§ **AIM OF THE TASK**
Can you extract, word for word, the lines starting with the one that contains "key-item-label: Oil Temperature" and going on through the one that contains "key-item-number: 23. — [467, 738, 479, 749]", with both of those lines included?

**** INFORMATION SHOWN

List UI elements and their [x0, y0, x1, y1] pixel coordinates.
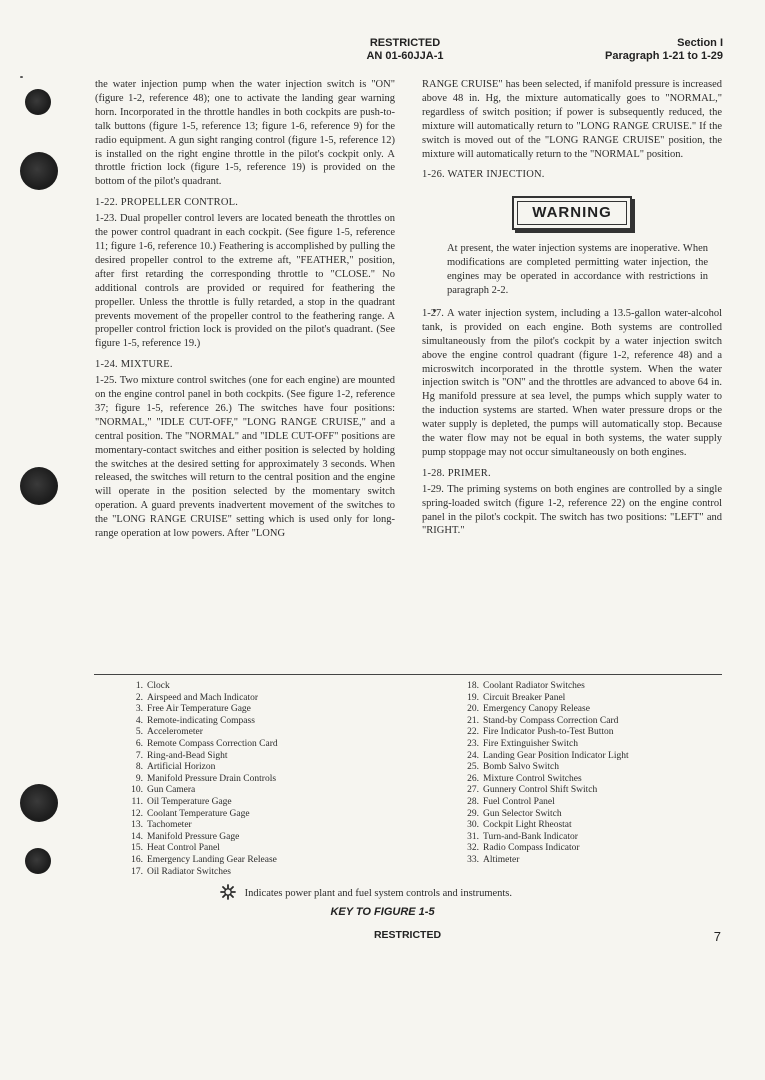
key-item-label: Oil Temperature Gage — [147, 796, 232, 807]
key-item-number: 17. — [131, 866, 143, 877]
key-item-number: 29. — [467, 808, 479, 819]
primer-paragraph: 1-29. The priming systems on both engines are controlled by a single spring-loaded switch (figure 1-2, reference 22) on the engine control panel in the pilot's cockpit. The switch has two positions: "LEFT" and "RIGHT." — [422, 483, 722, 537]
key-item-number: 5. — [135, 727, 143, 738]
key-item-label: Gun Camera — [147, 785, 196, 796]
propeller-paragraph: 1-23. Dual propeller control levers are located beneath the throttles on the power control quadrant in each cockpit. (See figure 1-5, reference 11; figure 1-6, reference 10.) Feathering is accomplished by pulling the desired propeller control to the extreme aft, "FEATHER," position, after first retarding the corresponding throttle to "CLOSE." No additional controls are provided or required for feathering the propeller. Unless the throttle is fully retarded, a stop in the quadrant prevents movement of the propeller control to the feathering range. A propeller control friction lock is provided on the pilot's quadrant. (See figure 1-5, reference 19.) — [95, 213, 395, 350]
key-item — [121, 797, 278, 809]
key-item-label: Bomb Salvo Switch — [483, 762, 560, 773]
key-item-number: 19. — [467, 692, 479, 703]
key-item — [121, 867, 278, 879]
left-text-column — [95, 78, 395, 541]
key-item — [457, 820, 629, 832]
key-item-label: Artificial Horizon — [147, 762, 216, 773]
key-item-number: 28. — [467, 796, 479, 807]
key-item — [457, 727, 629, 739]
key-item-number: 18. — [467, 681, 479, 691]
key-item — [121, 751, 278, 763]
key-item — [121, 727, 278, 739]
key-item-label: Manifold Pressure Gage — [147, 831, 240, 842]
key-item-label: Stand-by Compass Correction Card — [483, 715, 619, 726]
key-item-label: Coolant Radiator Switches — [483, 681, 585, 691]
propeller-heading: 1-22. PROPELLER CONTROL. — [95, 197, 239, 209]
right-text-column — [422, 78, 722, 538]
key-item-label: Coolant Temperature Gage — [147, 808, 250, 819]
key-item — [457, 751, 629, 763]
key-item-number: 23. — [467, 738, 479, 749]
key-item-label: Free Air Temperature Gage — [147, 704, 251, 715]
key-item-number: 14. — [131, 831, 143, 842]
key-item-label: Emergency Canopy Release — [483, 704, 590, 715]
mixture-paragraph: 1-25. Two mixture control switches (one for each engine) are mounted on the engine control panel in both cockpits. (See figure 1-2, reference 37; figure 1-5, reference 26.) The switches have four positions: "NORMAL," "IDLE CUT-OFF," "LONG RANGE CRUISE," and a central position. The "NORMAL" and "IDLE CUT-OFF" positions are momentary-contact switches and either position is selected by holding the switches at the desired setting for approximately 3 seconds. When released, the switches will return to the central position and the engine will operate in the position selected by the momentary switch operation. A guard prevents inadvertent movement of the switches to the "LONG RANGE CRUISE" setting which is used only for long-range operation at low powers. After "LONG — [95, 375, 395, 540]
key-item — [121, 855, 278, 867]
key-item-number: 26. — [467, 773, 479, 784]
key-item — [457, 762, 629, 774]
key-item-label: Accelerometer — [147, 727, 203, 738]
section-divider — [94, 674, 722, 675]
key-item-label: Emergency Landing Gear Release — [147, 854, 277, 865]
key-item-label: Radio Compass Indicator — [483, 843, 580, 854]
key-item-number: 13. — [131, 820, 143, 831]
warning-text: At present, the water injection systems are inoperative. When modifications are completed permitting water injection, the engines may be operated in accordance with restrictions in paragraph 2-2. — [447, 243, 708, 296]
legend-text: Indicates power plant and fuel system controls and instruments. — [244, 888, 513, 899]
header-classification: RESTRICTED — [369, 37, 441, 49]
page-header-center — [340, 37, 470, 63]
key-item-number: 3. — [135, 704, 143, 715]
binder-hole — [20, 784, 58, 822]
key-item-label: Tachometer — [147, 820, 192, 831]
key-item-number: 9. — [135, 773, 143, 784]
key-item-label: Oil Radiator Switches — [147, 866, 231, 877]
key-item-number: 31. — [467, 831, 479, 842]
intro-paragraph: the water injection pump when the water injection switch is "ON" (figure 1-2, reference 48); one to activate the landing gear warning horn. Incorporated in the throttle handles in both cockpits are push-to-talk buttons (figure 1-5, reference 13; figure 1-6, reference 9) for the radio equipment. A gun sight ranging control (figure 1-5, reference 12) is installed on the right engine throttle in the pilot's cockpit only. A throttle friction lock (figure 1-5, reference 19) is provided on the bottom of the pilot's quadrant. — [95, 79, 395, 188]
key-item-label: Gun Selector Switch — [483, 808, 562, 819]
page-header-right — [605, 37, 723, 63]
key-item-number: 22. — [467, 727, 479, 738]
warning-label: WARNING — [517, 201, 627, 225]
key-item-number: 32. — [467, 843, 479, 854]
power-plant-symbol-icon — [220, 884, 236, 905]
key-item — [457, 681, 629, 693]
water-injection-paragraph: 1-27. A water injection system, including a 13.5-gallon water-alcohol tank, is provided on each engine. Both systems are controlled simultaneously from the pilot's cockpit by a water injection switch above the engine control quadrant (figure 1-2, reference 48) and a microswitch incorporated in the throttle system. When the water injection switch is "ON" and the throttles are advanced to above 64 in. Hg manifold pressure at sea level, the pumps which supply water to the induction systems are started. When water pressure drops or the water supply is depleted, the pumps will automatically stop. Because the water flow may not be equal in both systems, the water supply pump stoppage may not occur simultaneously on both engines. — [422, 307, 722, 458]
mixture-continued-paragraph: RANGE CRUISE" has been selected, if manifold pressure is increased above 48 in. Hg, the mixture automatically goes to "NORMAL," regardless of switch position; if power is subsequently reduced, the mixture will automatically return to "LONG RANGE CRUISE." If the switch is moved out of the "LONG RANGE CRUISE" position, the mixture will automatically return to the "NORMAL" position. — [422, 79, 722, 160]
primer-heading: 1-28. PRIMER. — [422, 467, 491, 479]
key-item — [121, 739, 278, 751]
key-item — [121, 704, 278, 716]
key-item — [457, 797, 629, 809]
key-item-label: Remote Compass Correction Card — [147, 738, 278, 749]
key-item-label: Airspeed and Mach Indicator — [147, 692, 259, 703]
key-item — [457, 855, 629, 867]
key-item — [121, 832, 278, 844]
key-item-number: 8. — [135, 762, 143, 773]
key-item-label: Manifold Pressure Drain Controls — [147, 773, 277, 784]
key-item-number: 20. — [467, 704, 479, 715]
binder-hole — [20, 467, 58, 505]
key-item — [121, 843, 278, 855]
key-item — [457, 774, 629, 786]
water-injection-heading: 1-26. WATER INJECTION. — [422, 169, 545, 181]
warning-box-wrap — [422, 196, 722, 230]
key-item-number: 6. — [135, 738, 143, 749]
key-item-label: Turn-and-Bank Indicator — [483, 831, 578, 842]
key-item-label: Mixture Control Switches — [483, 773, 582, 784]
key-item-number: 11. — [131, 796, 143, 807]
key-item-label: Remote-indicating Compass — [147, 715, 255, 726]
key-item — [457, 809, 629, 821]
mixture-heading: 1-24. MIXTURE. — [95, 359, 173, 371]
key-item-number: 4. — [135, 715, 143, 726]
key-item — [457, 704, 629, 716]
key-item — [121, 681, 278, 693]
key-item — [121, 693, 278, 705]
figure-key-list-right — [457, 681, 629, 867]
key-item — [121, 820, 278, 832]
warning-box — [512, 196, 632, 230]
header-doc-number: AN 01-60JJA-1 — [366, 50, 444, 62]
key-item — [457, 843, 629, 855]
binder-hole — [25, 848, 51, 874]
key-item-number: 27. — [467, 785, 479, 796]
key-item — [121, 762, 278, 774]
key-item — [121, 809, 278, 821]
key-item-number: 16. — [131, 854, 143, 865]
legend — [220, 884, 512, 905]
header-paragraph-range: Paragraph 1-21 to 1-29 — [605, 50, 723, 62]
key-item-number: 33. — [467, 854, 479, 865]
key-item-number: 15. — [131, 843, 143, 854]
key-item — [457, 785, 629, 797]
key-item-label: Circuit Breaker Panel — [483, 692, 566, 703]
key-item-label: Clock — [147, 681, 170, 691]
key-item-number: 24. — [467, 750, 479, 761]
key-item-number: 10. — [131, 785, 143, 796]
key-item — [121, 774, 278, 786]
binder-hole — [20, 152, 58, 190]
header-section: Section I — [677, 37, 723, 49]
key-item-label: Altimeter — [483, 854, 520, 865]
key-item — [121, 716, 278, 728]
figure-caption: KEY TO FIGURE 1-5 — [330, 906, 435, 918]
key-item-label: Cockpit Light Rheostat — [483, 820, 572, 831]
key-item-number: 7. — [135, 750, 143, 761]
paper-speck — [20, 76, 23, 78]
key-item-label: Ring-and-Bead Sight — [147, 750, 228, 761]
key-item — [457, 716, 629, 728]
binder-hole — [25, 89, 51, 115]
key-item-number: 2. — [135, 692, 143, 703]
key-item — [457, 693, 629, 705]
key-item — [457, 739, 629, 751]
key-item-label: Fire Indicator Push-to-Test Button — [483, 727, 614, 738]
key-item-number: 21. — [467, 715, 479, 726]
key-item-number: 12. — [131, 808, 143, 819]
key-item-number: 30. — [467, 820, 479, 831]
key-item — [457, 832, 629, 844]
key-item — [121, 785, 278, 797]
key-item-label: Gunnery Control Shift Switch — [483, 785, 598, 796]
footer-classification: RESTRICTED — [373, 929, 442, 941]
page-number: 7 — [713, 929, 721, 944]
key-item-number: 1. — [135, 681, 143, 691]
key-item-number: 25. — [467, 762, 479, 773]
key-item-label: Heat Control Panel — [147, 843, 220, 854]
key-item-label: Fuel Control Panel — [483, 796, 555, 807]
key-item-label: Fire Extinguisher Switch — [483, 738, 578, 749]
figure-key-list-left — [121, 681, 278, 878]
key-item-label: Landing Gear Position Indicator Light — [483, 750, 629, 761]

********

§ **ANSWER IN FULL**
key-item-label: Oil Temperature Gage — [147, 796, 232, 807]
key-item-number: 17. — [131, 866, 143, 877]
key-item-number: 29. — [467, 808, 479, 819]
primer-paragraph: 1-29. The priming systems on both engines are controlled by a single spring-loaded switch (figure 1-2, reference 22) on the engine control panel in the pilot's cockpit. The switch has two positions: "LEFT" and "RIGHT." — [422, 483, 722, 537]
key-item-number: 5. — [135, 727, 143, 738]
key-item-label: Gun Camera — [147, 785, 196, 796]
propeller-paragraph: 1-23. Dual propeller control levers are located beneath the throttles on the power control quadrant in each cockpit. (See figure 1-5, reference 11; figure 1-6, reference 10.) Feathering is accomplished by pulling the desired propeller control to the extreme aft, "FEATHER," position, after first retarding the corresponding throttle to "CLOSE." No additional controls are provided or required for feathering the propeller. Unless the throttle is fully retarded, a stop in the quadrant prevents movement of the propeller control to the feathering range. A propeller control friction lock is provided on the pilot's quadrant. (See figure 1-5, reference 19.) — [95, 213, 395, 350]
key-item — [121, 797, 278, 809]
key-item-label: Bomb Salvo Switch — [483, 762, 560, 773]
key-item-number: 19. — [467, 692, 479, 703]
key-item — [121, 867, 278, 879]
left-text-column — [95, 78, 395, 541]
key-item — [457, 820, 629, 832]
key-item-label: Artificial Horizon — [147, 762, 216, 773]
key-item-number: 28. — [467, 796, 479, 807]
key-item — [457, 727, 629, 739]
key-item-number: 18. — [467, 681, 479, 691]
key-item — [121, 751, 278, 763]
key-item — [121, 727, 278, 739]
key-item-label: Manifold Pressure Gage — [147, 831, 240, 842]
key-item-label: Stand-by Compass Correction Card — [483, 715, 619, 726]
key-item-label: Coolant Radiator Switches — [483, 681, 585, 691]
propeller-heading: 1-22. PROPELLER CONTROL. — [95, 197, 239, 209]
right-text-column — [422, 78, 722, 538]
key-item-label: Coolant Temperature Gage — [147, 808, 250, 819]
key-item — [457, 751, 629, 763]
key-item-number: 23. — [467, 738, 479, 749]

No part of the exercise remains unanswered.